Task brief: In your copy, repeat the records exactly and leave out the pictures.

--- Start ---

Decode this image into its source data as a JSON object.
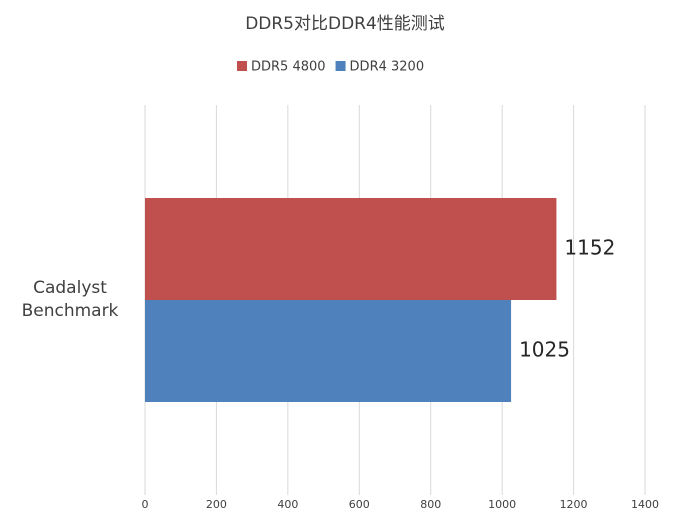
{
  "chart_data": {
    "type": "bar",
    "orientation": "horizontal",
    "title": "DDR5对比DDR4性能测试",
    "categories": [
      "Cadalyst Benchmark"
    ],
    "series": [
      {
        "name": "DDR5 4800",
        "color": "#c0504d",
        "values": [
          1152
        ]
      },
      {
        "name": "DDR4 3200",
        "color": "#4f81bd",
        "values": [
          1025
        ]
      }
    ],
    "xlim": [
      0,
      1400
    ],
    "xticks": [
      0,
      200,
      400,
      600,
      800,
      1000,
      1200,
      1400
    ],
    "grid": true,
    "legend": "top"
  }
}
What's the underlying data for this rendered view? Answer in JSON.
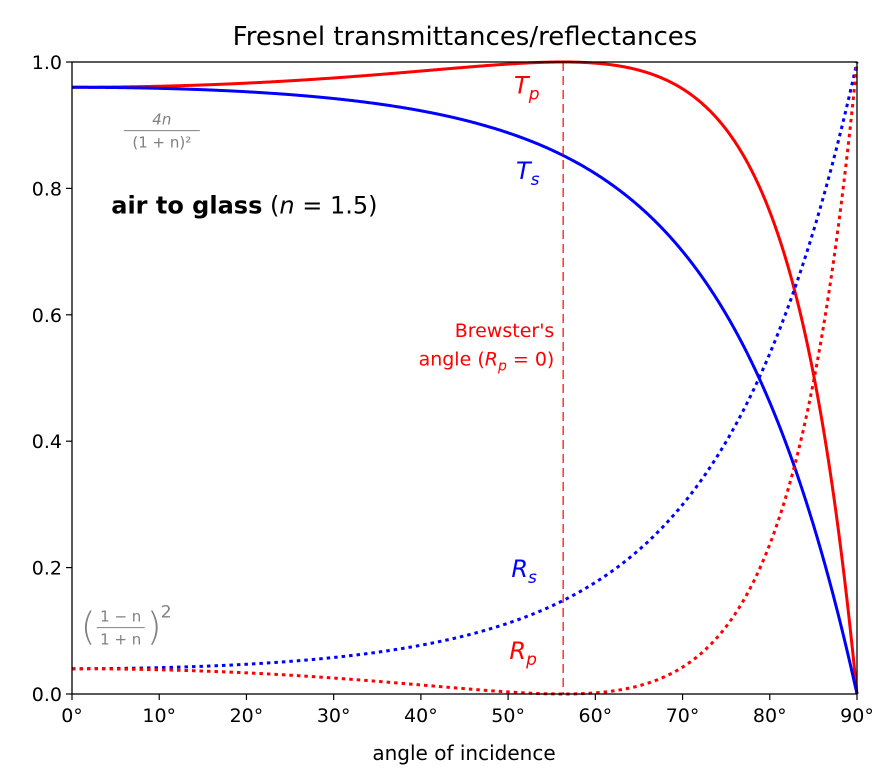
{
  "chart_data": {
    "type": "line",
    "title": "Fresnel transmittances/reflectances",
    "xlabel": "angle of incidence",
    "ylabel": "",
    "xlim": [
      0,
      90
    ],
    "ylim": [
      0,
      1
    ],
    "x_ticks": [
      "0°",
      "10°",
      "20°",
      "30°",
      "40°",
      "50°",
      "60°",
      "70°",
      "80°",
      "90°"
    ],
    "y_ticks": [
      "0.0",
      "0.2",
      "0.4",
      "0.6",
      "0.8",
      "1.0"
    ],
    "grid": false,
    "refractive_index": 1.5,
    "series": [
      {
        "name": "Tp",
        "label_main": "T",
        "label_sub": "p",
        "color": "#ff0000",
        "style": "solid",
        "label_x": 53.6,
        "label_y": 0.95
      },
      {
        "name": "Ts",
        "label_main": "T",
        "label_sub": "s",
        "color": "#0000ff",
        "style": "solid",
        "label_x": 53.6,
        "label_y": 0.815
      },
      {
        "name": "Rs",
        "label_main": "R",
        "label_sub": "s",
        "color": "#0000ff",
        "style": "dotted",
        "label_x": 53.3,
        "label_y": 0.185
      },
      {
        "name": "Rp",
        "label_main": "R",
        "label_sub": "p",
        "color": "#ff0000",
        "style": "dotted",
        "label_x": 53.3,
        "label_y": 0.055
      }
    ],
    "brewster": {
      "angle_deg": 56.31,
      "color": "#ff0000",
      "line_1": "Brewster's",
      "line_2_prefix": "angle (",
      "line_2_main": "R",
      "line_2_sub": "p",
      "line_2_suffix": " = 0)",
      "label_x": 55.3,
      "label_y1": 0.565,
      "label_y2": 0.52
    },
    "annotations": {
      "medium_prefix": "air to glass",
      "medium_suffix_open": " (",
      "medium_suffix_var": "n",
      "medium_suffix_rest": " = 1.5)",
      "medium_x": 4.5,
      "medium_y": 0.76,
      "t_formula": {
        "numerator": "4n",
        "denominator": "(1 + n)²",
        "x": 10.3,
        "y": 0.885,
        "color": "#808080"
      },
      "r_formula": {
        "numerator": "1 − n",
        "denominator": "1 + n",
        "exponent": "2",
        "x": 1.0,
        "y": 0.105,
        "color": "#808080"
      }
    }
  }
}
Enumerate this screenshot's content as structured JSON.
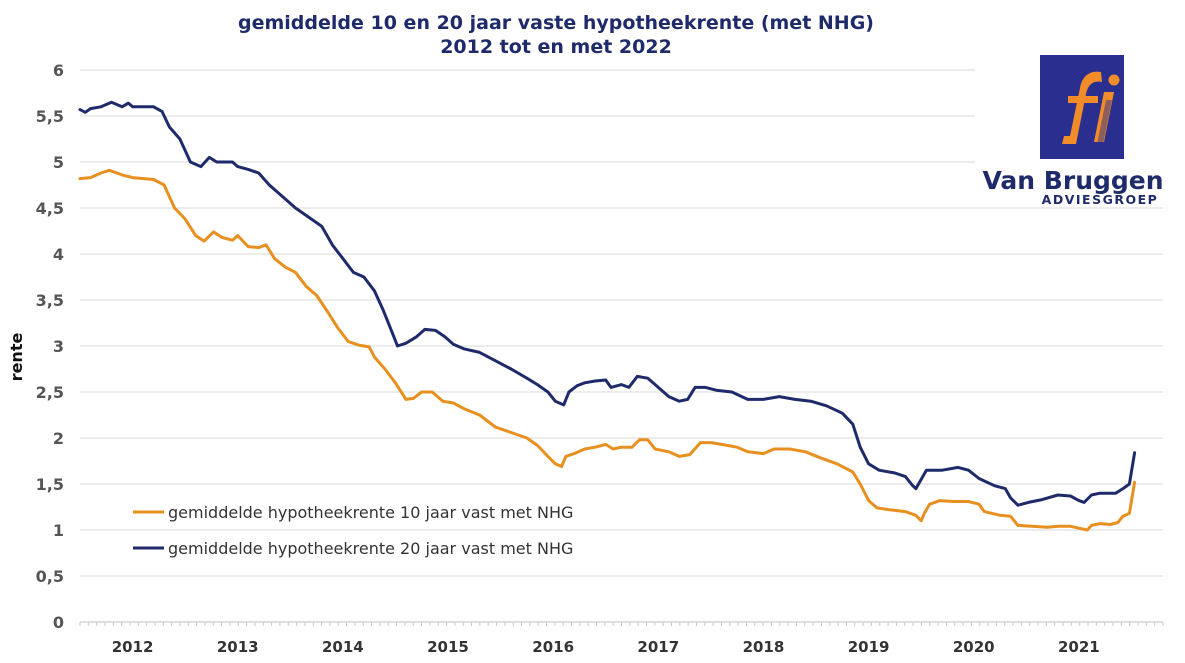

--- End ---

Result of the task:
Decode this image into its source data as a JSON object.
{
  "chart_data": {
    "type": "bar",
    "orientation": "horizontal",
    "title": "DDR5对比DDR4性能测试",
    "categories": [
      "Cadalyst Benchmark"
    ],
    "series": [
      {
        "name": "DDR5 4800",
        "color": "#c0504d",
        "values": [
          1152
        ]
      },
      {
        "name": "DDR4 3200",
        "color": "#4f81bd",
        "values": [
          1025
        ]
      }
    ],
    "xlim": [
      0,
      1400
    ],
    "xticks": [
      0,
      200,
      400,
      600,
      800,
      1000,
      1200,
      1400
    ],
    "grid": true,
    "legend": "top"
  }
}
What's the underlying data for this rendered view? Answer in JSON.
{
  "chart_data": {
    "type": "line",
    "title": "Fresnel transmittances/reflectances",
    "xlabel": "angle of incidence",
    "ylabel": "",
    "xlim": [
      0,
      90
    ],
    "ylim": [
      0,
      1
    ],
    "x_ticks": [
      "0°",
      "10°",
      "20°",
      "30°",
      "40°",
      "50°",
      "60°",
      "70°",
      "80°",
      "90°"
    ],
    "y_ticks": [
      "0.0",
      "0.2",
      "0.4",
      "0.6",
      "0.8",
      "1.0"
    ],
    "grid": false,
    "refractive_index": 1.5,
    "series": [
      {
        "name": "Tp",
        "label_main": "T",
        "label_sub": "p",
        "color": "#ff0000",
        "style": "solid",
        "label_x": 53.6,
        "label_y": 0.95
      },
      {
        "name": "Ts",
        "label_main": "T",
        "label_sub": "s",
        "color": "#0000ff",
        "style": "solid",
        "label_x": 53.6,
        "label_y": 0.815
      },
      {
        "name": "Rs",
        "label_main": "R",
        "label_sub": "s",
        "color": "#0000ff",
        "style": "dotted",
        "label_x": 53.3,
        "label_y": 0.185
      },
      {
        "name": "Rp",
        "label_main": "R",
        "label_sub": "p",
        "color": "#ff0000",
        "style": "dotted",
        "label_x": 53.3,
        "label_y": 0.055
      }
    ],
    "brewster": {
      "angle_deg": 56.31,
      "color": "#ff0000",
      "line_1": "Brewster's",
      "line_2_prefix": "angle (",
      "line_2_main": "R",
      "line_2_sub": "p",
      "line_2_suffix": " = 0)",
      "label_x": 55.3,
      "label_y1": 0.565,
      "label_y2": 0.52
    },
    "annotations": {
      "medium_prefix": "air to glass",
      "medium_suffix_open": " (",
      "medium_suffix_var": "n",
      "medium_suffix_rest": " = 1.5)",
      "medium_x": 4.5,
      "medium_y": 0.76,
      "t_formula": {
        "numerator": "4n",
        "denominator": "(1 + n)²",
        "x": 10.3,
        "y": 0.885,
        "color": "#808080"
      },
      "r_formula": {
        "numerator": "1 − n",
        "denominator": "1 + n",
        "exponent": "2",
        "x": 1.0,
        "y": 0.105,
        "color": "#808080"
      }
    }
  }
}
Enumerate this screenshot's content as structured JSON.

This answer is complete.